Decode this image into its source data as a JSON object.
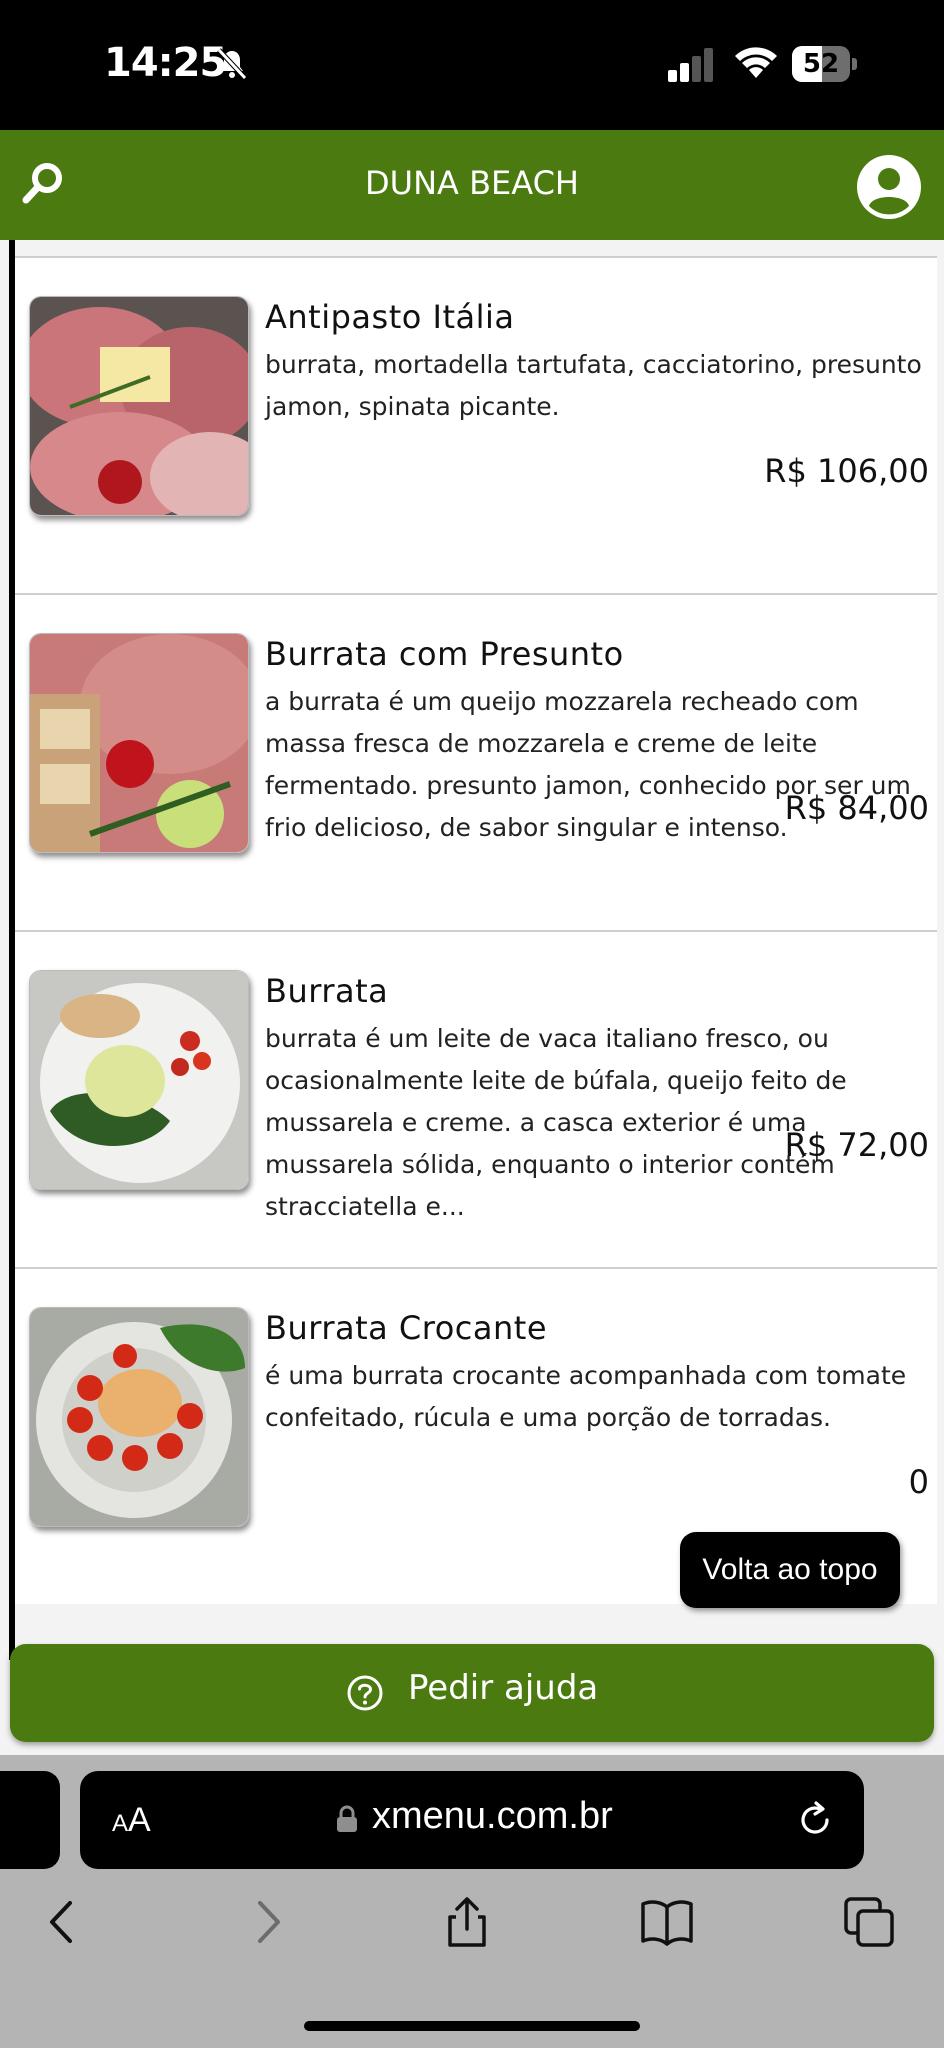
{
  "status_bar": {
    "time": "14:25",
    "battery": "52",
    "battery_level": 0.52
  },
  "header": {
    "title": "DUNA BEACH"
  },
  "menu": {
    "items": [
      {
        "name": "Antipasto Itália",
        "description": "burrata, mortadella tartufata, cacciatorino, presunto jamon, spinata picante.",
        "price": "R$ 106,00"
      },
      {
        "name": "Burrata com Presunto",
        "description": "a burrata é um queijo mozzarela recheado com massa fresca de mozzarela e creme de leite fermentado. presunto jamon, conhecido por ser um frio delicioso, de sabor singular e intenso.",
        "price": "R$ 84,00"
      },
      {
        "name": "Burrata",
        "description": "burrata é um leite de vaca italiano fresco, ou ocasionalmente leite de búfala, queijo feito de mussarela e creme. a casca exterior é uma mussarela sólida, enquanto o interior contém stracciatella e...",
        "price": "R$ 72,00"
      },
      {
        "name": "Burrata Crocante",
        "description": "é uma burrata crocante acompanhada com tomate confeitado, rúcula e uma porção de torradas.",
        "price": "0"
      }
    ]
  },
  "back_to_top": {
    "label": "Volta ao topo"
  },
  "help_button": {
    "label": "Pedir ajuda"
  },
  "browser": {
    "text_size_small": "A",
    "text_size_big": "A",
    "url": "xmenu.com.br"
  },
  "colors": {
    "brand_green": "#4a7a10",
    "status_bar": "#000000",
    "browser_chrome": "#b4b4b4"
  }
}
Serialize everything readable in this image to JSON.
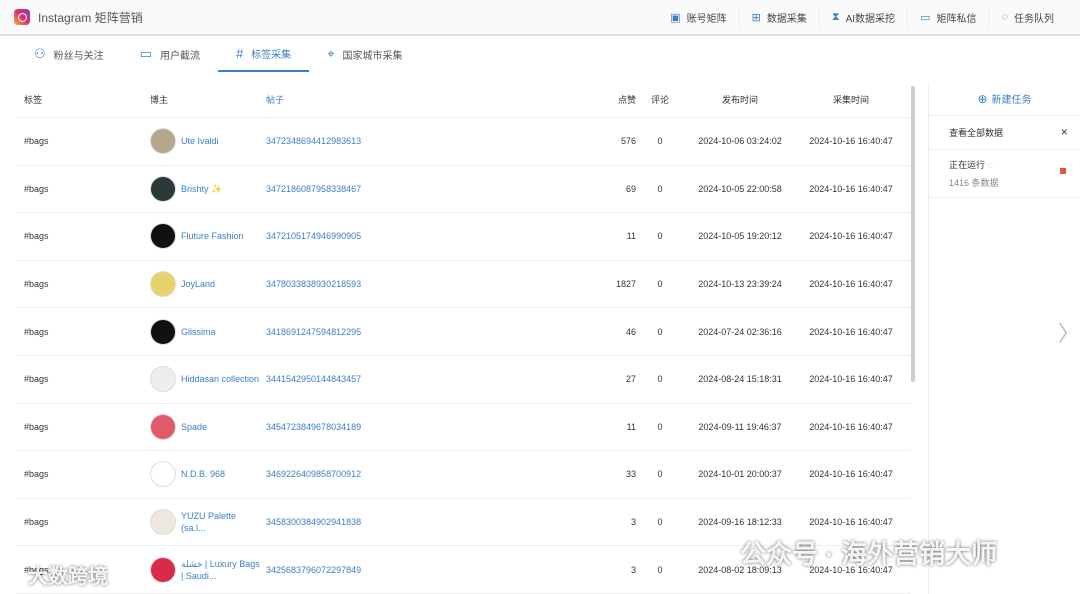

·····

Exercise instructions:
Look for the word "queijo" and return every line where it occurs.

The solution:
        "description": "a burrata é um queijo mozzarela recheado com massa fresca de mozzarela e creme de leite fermentado. presunto jamon, conhecido por ser um frio delicioso, de sabor singular e intenso.",
        "description": "burrata é um leite de vaca italiano fresco, ou ocasionalmente leite de búfala, queijo feito de mussarela e creme. a casca exterior é uma mussarela sólida, enquanto o interior contém stracciatella e...",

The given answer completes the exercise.